Keep every line where the word "November" appears; drop the rest.

Chart and figure data
((

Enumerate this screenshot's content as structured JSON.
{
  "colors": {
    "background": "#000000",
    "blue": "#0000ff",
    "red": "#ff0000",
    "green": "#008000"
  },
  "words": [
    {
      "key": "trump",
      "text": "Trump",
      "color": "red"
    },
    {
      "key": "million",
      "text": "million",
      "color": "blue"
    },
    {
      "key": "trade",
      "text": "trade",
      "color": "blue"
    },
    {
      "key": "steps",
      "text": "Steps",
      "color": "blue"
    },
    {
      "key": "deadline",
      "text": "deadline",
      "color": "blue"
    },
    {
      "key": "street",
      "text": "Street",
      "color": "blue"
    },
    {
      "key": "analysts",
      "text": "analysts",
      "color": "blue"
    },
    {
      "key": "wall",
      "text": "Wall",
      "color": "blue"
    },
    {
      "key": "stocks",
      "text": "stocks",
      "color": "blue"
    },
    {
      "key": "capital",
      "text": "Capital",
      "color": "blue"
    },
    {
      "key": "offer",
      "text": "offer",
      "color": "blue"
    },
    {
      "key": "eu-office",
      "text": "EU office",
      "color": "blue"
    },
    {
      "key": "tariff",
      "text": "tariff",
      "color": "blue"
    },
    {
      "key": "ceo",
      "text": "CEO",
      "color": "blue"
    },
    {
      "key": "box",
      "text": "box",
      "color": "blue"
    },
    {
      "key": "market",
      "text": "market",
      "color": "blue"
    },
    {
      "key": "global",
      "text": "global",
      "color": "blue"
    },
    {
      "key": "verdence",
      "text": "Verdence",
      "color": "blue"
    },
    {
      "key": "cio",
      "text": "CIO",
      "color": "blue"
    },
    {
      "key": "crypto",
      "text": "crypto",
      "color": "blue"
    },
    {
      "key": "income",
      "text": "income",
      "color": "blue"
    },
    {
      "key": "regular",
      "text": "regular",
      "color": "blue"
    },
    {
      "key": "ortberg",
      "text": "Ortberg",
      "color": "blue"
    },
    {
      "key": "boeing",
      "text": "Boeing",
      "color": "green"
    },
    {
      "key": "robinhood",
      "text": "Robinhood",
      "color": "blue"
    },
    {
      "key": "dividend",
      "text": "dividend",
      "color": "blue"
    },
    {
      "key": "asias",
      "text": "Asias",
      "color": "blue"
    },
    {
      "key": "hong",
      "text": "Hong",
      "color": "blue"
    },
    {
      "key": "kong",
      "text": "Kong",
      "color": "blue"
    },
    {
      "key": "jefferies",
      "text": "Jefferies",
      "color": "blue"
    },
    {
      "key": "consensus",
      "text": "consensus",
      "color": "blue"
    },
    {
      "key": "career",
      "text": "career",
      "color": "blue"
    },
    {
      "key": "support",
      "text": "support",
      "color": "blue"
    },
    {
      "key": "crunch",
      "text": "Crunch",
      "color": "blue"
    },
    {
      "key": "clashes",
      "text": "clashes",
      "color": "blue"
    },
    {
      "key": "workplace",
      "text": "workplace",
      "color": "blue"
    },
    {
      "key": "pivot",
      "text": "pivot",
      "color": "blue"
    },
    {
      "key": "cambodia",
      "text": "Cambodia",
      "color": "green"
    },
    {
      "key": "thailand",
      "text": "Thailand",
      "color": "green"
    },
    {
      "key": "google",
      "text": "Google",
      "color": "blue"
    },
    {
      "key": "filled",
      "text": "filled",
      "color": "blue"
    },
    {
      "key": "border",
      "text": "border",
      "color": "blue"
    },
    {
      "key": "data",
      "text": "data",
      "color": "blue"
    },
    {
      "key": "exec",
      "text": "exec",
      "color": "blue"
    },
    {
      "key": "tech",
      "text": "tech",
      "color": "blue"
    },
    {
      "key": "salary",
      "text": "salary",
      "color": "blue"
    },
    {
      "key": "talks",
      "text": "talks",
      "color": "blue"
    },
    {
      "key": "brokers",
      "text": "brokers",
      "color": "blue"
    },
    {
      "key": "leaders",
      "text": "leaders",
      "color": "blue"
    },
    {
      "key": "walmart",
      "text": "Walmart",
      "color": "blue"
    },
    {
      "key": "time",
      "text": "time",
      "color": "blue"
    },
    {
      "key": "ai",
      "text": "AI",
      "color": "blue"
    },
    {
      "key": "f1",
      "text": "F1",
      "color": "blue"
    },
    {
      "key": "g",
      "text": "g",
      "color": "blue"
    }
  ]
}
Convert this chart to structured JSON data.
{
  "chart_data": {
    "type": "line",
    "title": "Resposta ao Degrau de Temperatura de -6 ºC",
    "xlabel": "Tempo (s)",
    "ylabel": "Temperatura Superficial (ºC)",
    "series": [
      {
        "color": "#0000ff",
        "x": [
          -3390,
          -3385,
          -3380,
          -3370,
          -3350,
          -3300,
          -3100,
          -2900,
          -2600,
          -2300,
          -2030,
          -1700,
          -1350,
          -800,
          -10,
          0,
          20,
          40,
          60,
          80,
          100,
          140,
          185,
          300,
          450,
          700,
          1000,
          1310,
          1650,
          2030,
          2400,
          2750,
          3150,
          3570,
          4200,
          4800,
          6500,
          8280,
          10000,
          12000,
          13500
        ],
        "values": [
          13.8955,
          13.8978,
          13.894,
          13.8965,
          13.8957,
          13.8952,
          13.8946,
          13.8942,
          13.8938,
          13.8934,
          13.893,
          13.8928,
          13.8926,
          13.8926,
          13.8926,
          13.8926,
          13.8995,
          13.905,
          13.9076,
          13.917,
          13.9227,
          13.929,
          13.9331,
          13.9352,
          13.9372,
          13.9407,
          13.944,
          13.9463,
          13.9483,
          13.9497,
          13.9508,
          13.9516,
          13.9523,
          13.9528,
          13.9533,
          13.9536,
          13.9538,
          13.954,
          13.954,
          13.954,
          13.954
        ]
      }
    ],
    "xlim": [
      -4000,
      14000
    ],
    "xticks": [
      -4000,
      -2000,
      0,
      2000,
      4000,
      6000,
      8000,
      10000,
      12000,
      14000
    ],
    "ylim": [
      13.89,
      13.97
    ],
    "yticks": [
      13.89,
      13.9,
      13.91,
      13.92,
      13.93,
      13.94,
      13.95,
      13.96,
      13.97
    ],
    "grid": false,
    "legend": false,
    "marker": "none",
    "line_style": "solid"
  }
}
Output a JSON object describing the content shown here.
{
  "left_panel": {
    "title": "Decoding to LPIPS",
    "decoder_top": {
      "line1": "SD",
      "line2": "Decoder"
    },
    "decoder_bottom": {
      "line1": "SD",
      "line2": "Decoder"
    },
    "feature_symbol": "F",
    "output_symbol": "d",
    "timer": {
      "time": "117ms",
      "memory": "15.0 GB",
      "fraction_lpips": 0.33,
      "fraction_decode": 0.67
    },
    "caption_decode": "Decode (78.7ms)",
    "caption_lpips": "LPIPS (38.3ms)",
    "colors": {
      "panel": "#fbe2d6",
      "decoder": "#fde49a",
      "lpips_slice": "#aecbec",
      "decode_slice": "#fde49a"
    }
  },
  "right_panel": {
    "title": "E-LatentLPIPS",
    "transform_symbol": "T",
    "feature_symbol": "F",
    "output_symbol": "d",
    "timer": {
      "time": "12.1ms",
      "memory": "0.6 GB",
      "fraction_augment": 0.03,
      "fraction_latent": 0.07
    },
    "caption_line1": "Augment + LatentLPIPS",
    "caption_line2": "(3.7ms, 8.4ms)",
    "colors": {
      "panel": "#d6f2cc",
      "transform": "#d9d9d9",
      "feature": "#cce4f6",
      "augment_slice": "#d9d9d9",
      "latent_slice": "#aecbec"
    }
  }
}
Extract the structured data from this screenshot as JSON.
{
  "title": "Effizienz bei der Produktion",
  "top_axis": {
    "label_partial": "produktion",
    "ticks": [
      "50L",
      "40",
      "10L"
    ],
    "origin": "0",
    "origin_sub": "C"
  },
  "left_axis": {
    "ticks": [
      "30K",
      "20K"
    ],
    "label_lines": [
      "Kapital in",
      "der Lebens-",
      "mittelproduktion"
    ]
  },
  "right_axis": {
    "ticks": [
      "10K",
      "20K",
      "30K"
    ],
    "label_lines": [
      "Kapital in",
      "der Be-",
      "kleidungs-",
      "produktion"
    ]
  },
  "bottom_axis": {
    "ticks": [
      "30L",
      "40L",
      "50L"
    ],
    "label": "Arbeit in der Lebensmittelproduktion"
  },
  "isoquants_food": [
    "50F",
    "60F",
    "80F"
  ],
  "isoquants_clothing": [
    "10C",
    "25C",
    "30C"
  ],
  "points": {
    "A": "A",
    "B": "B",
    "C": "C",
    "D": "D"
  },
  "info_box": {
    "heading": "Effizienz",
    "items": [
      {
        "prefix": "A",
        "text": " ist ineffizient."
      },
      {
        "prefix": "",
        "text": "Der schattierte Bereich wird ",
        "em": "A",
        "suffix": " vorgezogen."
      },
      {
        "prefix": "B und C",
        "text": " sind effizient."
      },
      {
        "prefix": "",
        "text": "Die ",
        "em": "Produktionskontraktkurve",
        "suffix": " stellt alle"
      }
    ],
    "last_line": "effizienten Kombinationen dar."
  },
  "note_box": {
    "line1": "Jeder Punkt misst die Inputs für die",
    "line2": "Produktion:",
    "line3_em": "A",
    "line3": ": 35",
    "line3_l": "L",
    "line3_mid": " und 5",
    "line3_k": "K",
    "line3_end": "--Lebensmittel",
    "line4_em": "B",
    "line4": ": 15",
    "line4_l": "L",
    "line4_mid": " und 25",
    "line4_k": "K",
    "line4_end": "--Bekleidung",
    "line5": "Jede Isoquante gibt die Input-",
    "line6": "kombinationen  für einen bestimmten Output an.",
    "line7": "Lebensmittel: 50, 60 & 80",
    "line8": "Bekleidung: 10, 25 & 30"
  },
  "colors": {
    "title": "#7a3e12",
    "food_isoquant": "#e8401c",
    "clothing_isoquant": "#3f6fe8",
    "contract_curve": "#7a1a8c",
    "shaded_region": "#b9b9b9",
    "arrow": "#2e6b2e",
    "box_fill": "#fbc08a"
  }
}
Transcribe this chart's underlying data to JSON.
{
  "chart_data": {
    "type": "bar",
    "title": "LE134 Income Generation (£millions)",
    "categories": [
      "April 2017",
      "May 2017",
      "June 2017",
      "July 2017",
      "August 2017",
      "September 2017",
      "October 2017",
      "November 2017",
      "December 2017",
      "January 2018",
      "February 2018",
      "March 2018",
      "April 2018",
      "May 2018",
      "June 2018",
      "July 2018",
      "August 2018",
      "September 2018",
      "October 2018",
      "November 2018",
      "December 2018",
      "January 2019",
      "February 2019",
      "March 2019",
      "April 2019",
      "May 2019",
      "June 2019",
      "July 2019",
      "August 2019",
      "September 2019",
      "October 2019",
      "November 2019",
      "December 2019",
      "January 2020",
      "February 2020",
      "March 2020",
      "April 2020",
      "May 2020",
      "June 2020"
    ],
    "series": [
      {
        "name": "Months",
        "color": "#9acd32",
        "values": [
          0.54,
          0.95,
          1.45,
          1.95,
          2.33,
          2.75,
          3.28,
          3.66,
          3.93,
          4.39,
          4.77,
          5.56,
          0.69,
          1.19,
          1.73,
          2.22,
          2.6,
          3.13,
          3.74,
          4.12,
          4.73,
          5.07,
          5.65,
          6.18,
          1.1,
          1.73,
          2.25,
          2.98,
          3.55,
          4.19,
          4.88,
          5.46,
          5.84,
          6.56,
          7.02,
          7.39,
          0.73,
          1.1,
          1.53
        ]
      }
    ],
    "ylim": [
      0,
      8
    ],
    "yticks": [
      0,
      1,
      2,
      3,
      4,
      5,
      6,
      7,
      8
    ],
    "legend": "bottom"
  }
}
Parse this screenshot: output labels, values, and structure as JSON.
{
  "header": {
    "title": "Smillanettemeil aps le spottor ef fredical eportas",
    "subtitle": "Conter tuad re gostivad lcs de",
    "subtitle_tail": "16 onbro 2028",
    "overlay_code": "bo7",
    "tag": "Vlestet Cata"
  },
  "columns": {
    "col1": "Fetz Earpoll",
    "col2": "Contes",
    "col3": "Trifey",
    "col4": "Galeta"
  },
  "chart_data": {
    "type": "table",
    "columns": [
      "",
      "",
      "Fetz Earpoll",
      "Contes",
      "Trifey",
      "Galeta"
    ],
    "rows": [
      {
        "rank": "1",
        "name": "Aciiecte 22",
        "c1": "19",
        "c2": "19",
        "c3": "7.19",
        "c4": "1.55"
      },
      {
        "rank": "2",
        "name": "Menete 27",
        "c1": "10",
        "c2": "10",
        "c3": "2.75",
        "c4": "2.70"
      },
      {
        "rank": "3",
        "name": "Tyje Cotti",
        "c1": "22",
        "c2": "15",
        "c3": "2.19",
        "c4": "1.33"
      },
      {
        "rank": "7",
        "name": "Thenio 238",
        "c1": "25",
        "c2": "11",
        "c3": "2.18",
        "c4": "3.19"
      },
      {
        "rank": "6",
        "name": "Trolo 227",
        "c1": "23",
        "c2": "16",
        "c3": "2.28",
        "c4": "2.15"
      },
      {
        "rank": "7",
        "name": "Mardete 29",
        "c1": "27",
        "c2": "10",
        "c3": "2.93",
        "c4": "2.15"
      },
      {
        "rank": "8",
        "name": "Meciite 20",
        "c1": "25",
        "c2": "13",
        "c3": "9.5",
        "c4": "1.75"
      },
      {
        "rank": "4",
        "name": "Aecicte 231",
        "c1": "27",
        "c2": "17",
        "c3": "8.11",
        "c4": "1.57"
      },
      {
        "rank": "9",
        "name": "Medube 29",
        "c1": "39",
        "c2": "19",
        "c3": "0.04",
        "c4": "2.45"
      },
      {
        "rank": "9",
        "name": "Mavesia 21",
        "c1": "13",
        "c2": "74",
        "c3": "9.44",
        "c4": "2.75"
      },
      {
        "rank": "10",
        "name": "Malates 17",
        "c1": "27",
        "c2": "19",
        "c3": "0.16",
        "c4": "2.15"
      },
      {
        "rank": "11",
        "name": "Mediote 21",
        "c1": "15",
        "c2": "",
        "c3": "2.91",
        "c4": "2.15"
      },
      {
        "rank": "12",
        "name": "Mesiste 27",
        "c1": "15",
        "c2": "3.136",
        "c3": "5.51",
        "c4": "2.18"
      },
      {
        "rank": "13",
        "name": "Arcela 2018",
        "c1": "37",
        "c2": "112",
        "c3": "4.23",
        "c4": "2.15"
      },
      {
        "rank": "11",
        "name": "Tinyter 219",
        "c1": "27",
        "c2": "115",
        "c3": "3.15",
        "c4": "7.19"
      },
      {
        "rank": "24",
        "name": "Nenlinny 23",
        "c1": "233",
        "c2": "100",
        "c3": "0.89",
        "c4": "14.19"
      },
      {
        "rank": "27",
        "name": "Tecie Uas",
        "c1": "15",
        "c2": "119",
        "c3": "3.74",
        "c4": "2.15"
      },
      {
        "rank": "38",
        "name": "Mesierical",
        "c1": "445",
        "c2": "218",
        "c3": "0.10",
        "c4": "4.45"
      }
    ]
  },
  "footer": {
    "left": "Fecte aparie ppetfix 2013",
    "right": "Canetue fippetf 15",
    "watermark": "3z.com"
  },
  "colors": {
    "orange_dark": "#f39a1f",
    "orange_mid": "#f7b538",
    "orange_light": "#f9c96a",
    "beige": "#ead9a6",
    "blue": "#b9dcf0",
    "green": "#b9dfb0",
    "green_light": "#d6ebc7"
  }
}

))

## Written solution
      "November 2017",
      "November 2018",
      "November 2019",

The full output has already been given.